▶ [PROBLEM DETAILS]:
Word for word, restate every line of the material.

# # # # #

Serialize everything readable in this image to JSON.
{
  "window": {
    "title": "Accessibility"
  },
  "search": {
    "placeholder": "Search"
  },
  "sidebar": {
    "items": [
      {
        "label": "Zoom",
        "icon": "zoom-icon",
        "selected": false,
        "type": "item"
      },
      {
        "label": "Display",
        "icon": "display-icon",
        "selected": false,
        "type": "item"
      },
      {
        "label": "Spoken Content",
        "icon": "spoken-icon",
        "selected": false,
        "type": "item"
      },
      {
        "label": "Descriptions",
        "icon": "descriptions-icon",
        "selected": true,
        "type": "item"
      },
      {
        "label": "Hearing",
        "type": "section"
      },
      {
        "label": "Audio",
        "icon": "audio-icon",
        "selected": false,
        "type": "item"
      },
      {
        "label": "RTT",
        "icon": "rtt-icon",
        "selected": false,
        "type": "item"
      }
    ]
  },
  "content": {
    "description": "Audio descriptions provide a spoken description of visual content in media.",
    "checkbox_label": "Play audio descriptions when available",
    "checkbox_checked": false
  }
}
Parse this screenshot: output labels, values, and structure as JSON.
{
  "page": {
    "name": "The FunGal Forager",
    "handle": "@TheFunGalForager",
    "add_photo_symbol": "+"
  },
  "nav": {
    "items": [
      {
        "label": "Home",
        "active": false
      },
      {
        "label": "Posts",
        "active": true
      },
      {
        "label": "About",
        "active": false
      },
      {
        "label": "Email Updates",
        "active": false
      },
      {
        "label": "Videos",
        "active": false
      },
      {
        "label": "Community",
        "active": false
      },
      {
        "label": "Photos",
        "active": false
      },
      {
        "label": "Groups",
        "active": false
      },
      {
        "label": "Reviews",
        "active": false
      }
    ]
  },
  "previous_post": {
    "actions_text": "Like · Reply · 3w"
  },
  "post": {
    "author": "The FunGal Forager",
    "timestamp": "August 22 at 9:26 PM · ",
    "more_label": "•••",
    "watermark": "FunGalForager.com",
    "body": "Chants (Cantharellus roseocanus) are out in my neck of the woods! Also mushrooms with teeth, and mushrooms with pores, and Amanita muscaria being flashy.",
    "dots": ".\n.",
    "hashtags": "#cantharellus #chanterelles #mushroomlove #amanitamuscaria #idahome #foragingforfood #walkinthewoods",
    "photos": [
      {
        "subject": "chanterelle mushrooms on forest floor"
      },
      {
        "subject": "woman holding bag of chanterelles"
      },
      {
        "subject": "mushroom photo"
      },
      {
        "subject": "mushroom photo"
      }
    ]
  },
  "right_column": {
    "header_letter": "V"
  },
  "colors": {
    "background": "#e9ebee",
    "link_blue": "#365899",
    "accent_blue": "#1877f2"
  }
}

# # # # #

▶ [WORKED ANSWER]:
Serialize everything readable in this image to JSON.
{
  "window": {
    "title": "Accessibility"
  },
  "search": {
    "placeholder": "Search"
  },
  "sidebar": {
    "items": [
      {
        "label": "Zoom",
        "icon": "zoom-icon",
        "selected": false,
        "type": "item"
      },
      {
        "label": "Display",
        "icon": "display-icon",
        "selected": false,
        "type": "item"
      },
      {
        "label": "Spoken Content",
        "icon": "spoken-icon",
        "selected": false,
        "type": "item"
      },
      {
        "label": "Descriptions",
        "icon": "descriptions-icon",
        "selected": true,
        "type": "item"
      },
      {
        "label": "Hearing",
        "type": "section"
      },
      {
        "label": "Audio",
        "icon": "audio-icon",
        "selected": false,
        "type": "item"
      },
      {
        "label": "RTT",
        "icon": "rtt-icon",
        "selected": false,
        "type": "item"
      }
    ]
  },
  "content": {
    "description": "Audio descriptions provide a spoken description of visual content in media.",
    "checkbox_label": "Play audio descriptions when available",
    "checkbox_checked": false
  }
}
Parse this screenshot: output labels, values, and structure as JSON.
{
  "page": {
    "name": "The FunGal Forager",
    "handle": "@TheFunGalForager",
    "add_photo_symbol": "+"
  },
  "nav": {
    "items": [
      {
        "label": "Home",
        "active": false
      },
      {
        "label": "Posts",
        "active": true
      },
      {
        "label": "About",
        "active": false
      },
      {
        "label": "Email Updates",
        "active": false
      },
      {
        "label": "Videos",
        "active": false
      },
      {
        "label": "Community",
        "active": false
      },
      {
        "label": "Photos",
        "active": false
      },
      {
        "label": "Groups",
        "active": false
      },
      {
        "label": "Reviews",
        "active": false
      }
    ]
  },
  "previous_post": {
    "actions_text": "Like · Reply · 3w"
  },
  "post": {
    "author": "The FunGal Forager",
    "timestamp": "August 22 at 9:26 PM · ",
    "more_label": "•••",
    "watermark": "FunGalForager.com",
    "body": "Chants (Cantharellus roseocanus) are out in my neck of the woods! Also mushrooms with teeth, and mushrooms with pores, and Amanita muscaria being flashy.",
    "dots": ".\n.",
    "hashtags": "#cantharellus #chanterelles #mushroomlove #amanitamuscaria #idahome #foragingforfood #walkinthewoods",
    "photos": [
      {
        "subject": "chanterelle mushrooms on forest floor"
      },
      {
        "subject": "woman holding bag of chanterelles"
      },
      {
        "subject": "mushroom photo"
      },
      {
        "subject": "mushroom photo"
      }
    ]
  },
  "right_column": {
    "header_letter": "V"
  },
  "colors": {
    "background": "#e9ebee",
    "link_blue": "#365899",
    "accent_blue": "#1877f2"
  }
}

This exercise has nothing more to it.